>>>

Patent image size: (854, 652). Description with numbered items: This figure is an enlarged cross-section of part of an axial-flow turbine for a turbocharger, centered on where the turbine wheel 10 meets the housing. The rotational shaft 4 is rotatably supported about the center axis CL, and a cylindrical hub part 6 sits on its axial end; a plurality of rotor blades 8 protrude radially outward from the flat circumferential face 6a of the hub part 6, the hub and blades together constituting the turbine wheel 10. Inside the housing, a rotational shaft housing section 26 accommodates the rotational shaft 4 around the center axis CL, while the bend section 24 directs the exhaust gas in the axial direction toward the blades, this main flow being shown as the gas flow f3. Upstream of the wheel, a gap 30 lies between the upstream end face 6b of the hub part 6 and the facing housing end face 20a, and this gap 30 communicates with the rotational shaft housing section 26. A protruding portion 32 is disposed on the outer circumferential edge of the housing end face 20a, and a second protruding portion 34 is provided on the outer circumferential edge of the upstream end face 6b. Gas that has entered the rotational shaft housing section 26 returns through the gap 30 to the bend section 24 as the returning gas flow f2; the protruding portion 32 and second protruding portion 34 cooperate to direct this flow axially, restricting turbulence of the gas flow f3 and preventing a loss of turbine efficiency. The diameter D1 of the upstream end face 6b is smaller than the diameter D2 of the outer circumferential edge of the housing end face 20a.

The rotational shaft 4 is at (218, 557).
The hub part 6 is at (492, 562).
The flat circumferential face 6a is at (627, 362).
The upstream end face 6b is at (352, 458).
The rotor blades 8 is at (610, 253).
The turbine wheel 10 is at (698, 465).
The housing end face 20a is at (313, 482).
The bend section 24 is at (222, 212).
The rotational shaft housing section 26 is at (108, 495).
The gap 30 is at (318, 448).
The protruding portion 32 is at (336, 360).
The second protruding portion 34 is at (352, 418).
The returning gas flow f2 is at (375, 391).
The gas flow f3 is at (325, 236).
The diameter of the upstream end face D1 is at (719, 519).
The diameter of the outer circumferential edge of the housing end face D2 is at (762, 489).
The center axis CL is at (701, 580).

<<<

Required work | Rewrite the items above, changing "enlarged" to "magnified" and leaving everything else as it is.

Task response |
Patent image size: (854, 652). Description with numbered items: This figure is an magnified cross-section of part of an axial-flow turbine for a turbocharger, centered on where the turbine wheel 10 meets the housing. The rotational shaft 4 is rotatably supported about the center axis CL, and a cylindrical hub part 6 sits on its axial end; a plurality of rotor blades 8 protrude radially outward from the flat circumferential face 6a of the hub part 6, the hub and blades together constituting the turbine wheel 10. Inside the housing, a rotational shaft housing section 26 accommodates the rotational shaft 4 around the center axis CL, while the bend section 24 directs the exhaust gas in the axial direction toward the blades, this main flow being shown as the gas flow f3. Upstream of the wheel, a gap 30 lies between the upstream end face 6b of the hub part 6 and the facing housing end face 20a, and this gap 30 communicates with the rotational shaft housing section 26. A protruding portion 32 is disposed on the outer circumferential edge of the housing end face 20a, and a second protruding portion 34 is provided on the outer circumferential edge of the upstream end face 6b. Gas that has entered the rotational shaft housing section 26 returns through the gap 30 to the bend section 24 as the returning gas flow f2; the protruding portion 32 and second protruding portion 34 cooperate to direct this flow axially, restricting turbulence of the gas flow f3 and preventing a loss of turbine efficiency. The diameter D1 of the upstream end face 6b is smaller than the diameter D2 of the outer circumferential edge of the housing end face 20a.

The rotational shaft 4 is at (218, 557).
The hub part 6 is at (492, 562).
The flat circumferential face 6a is at (627, 362).
The upstream end face 6b is at (352, 458).
The rotor blades 8 is at (610, 253).
The turbine wheel 10 is at (698, 465).
The housing end face 20a is at (313, 482).
The bend section 24 is at (222, 212).
The rotational shaft housing section 26 is at (108, 495).
The gap 30 is at (318, 448).
The protruding portion 32 is at (336, 360).
The second protruding portion 34 is at (352, 418).
The returning gas flow f2 is at (375, 391).
The gas flow f3 is at (325, 236).
The diameter of the upstream end face D1 is at (719, 519).
The diameter of the outer circumferential edge of the housing end face D2 is at (762, 489).
The center axis CL is at (701, 580).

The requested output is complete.